PROMPT – Express the lines starting at "data-point [100,148,106,154]" and ending at "y-tick-label: 3.0 [72,53,94,69]" as a numbered list, with blank lines omitted.

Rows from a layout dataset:
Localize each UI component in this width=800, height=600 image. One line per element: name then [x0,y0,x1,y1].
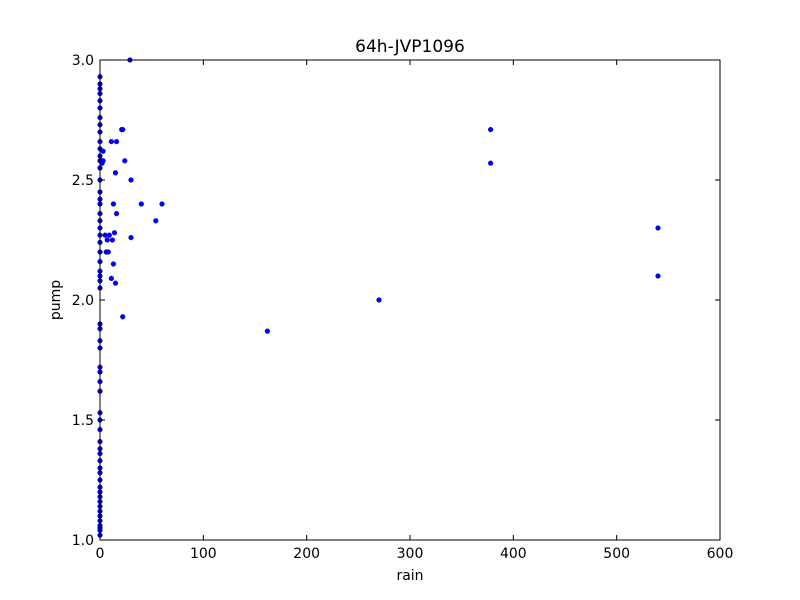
data-point [100,148,106,154]
data-point [138,201,144,207]
data-point [108,275,114,282]
data-point [488,127,494,133]
data-point [655,225,661,231]
data-point [128,235,134,241]
y-tick-label: 1.0 [72,533,94,549]
data-point [111,230,118,236]
data-point [128,177,134,183]
y-tick-label: 3.0 [72,53,94,69]
data-point [264,328,271,334]
x-tick-label: 200 [293,546,320,562]
x-tick-label: 400 [500,546,527,562]
x-tick-label: 0 [96,546,105,562]
data-point [113,139,120,145]
data-point [110,261,117,267]
y-tick-label: 1.5 [72,413,94,429]
data-point [488,160,494,166]
data-point [110,201,117,207]
data-point [153,218,159,224]
y-tick-label: 2.5 [72,173,94,189]
data-point [108,139,114,145]
data-point [113,211,120,217]
data-point [159,201,165,207]
x-axis-label: rain [396,568,423,584]
chart-title: 64h-JVP1096 [355,37,465,57]
data-point [122,158,128,164]
data-point [655,273,661,279]
data-point [376,297,382,303]
data-point [105,249,111,255]
data-point [109,237,116,243]
data-point [112,280,119,286]
data-point [104,237,110,243]
data-point [106,232,112,238]
data-point [120,127,126,133]
data-point [100,158,106,164]
data-point [120,314,126,320]
y-axis-label: pump [48,280,64,320]
y-tick-label: 2.0 [72,293,94,309]
axis-ticks: 0 100 200 300 400 500 600 1.0 1.5 2.0 2.5 3.0 [72,53,734,562]
plot-frame [99,59,721,541]
x-tick-label: 500 [603,546,630,562]
x-tick-label: 300 [397,546,424,562]
data-point [112,170,119,176]
x-tick-label: 100 [190,546,217,562]
x-tick-label: 600 [707,546,734,562]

RESULT OF THIS TASK –
1. data-point [100,148,106,154]
2. data-point [138,201,144,207]
3. data-point [108,275,114,282]
4. data-point [488,127,494,133]
5. data-point [655,225,661,231]
6. data-point [128,235,134,241]
7. y-tick-label: 1.0 [72,533,94,549]
8. data-point [111,230,118,236]
9. data-point [128,177,134,183]
10. y-tick-label: 3.0 [72,53,94,69]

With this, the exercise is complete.